__Requirement__. Copy every line that holds "muscular".

### Supplied data

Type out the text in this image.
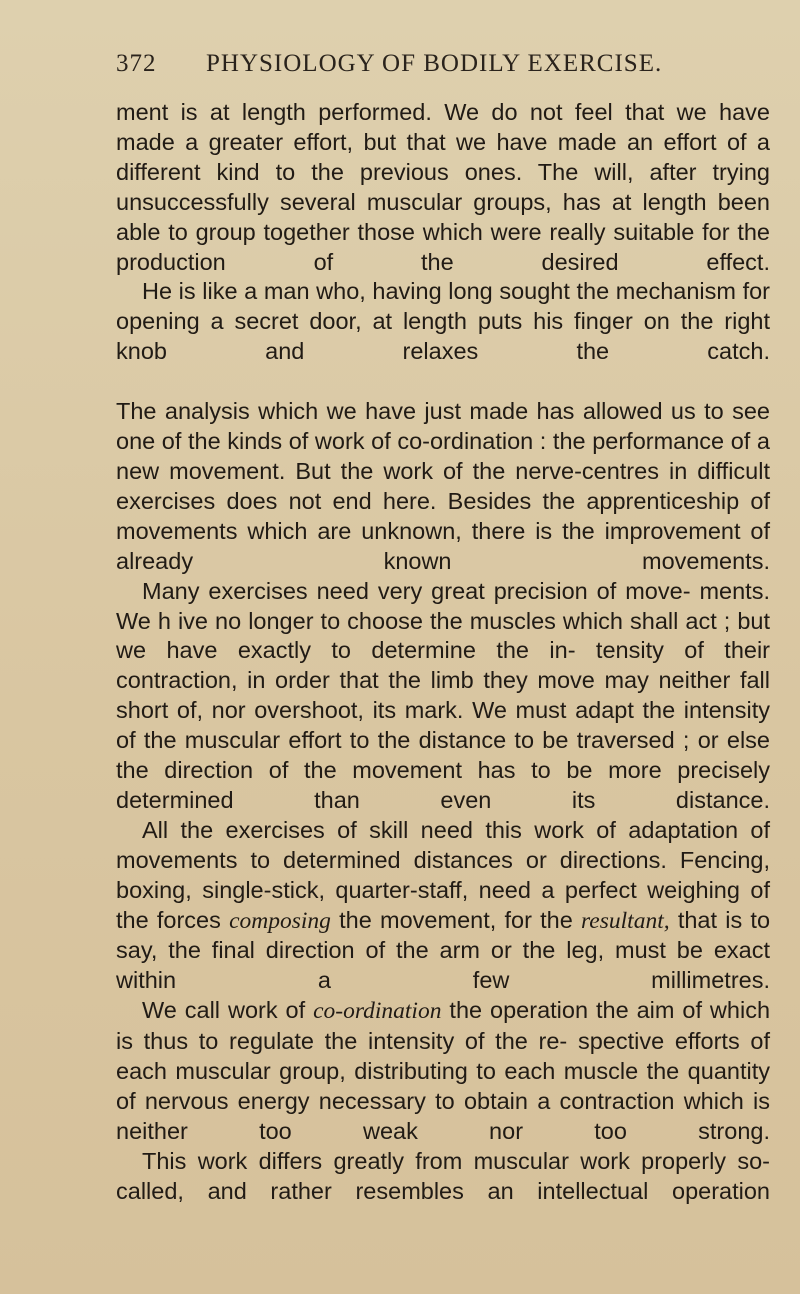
372 PHYSIOLOGY OF BODILY EXERCISE.

ment is at length performed. We do not feel that we have made a greater effort, but that we have made an effort of a different kind to the previous ones. The will, after trying unsuccessfully several muscular groups, has at length been able to group together those which were really suitable for the production of the desired effect.

He is like a man who, having long sought the mechanism for opening a secret door, at length puts his finger on the right knob and relaxes the catch.

The analysis which we have just made has allowed us to see one of the kinds of work of co-ordination : the performance of a new movement. But the work of the nerve-centres in difficult exercises does not end here. Besides the apprenticeship of movements which are unknown, there is the improvement of already known movements.

Many exercises need very great precision of move- ments. We h ive no longer to choose the muscles which shall act ; but we have exactly to determine the in- tensity of their contraction, in order that the limb they move may neither fall short of, nor overshoot, its mark. We must adapt the intensity of the muscular effort to the distance to be traversed ; or else the direction of the movement has to be more precisely determined than even its distance.

All the exercises of skill need this work of adaptation of movements to determined distances or directions. Fencing, boxing, single-stick, quarter-staff, need a perfect weighing of the forces composing the movement, for the resultant, that is to say, the final direction of the arm or the leg, must be exact within a few millimetres.

We call work of co-ordination the operation the aim of which is thus to regulate the intensity of the re- spective efforts of each muscular group, distributing to each muscle the quantity of nervous energy necessary to obtain a contraction which is neither too weak nor too strong.

This work differs greatly from muscular work properly so-called, and rather resembles an intellectual operation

######

__Exercise response__.
ment is at length performed. We do not feel that we have made a greater effort, but that we have made an effort of a different kind to the previous ones. The will, after trying unsuccessfully several muscular groups, has at length been able to group together those which were really suitable for the production of the desired effect.
Many exercises need very great precision of move- ments. We h ive no longer to choose the muscles which shall act ; but we have exactly to determine the in- tensity of their contraction, in order that the limb they move may neither fall short of, nor overshoot, its mark. We must adapt the intensity of the muscular effort to the distance to be traversed ; or else the direction of the movement has to be more precisely determined than even its distance.
We call work of co-ordination the operation the aim of which is thus to regulate the intensity of the re- spective efforts of each muscular group, distributing to each muscle the quantity of nervous energy necessary to obtain a contraction which is neither too weak nor too strong.
This work differs greatly from muscular work properly so-called, and rather resembles an intellectual operation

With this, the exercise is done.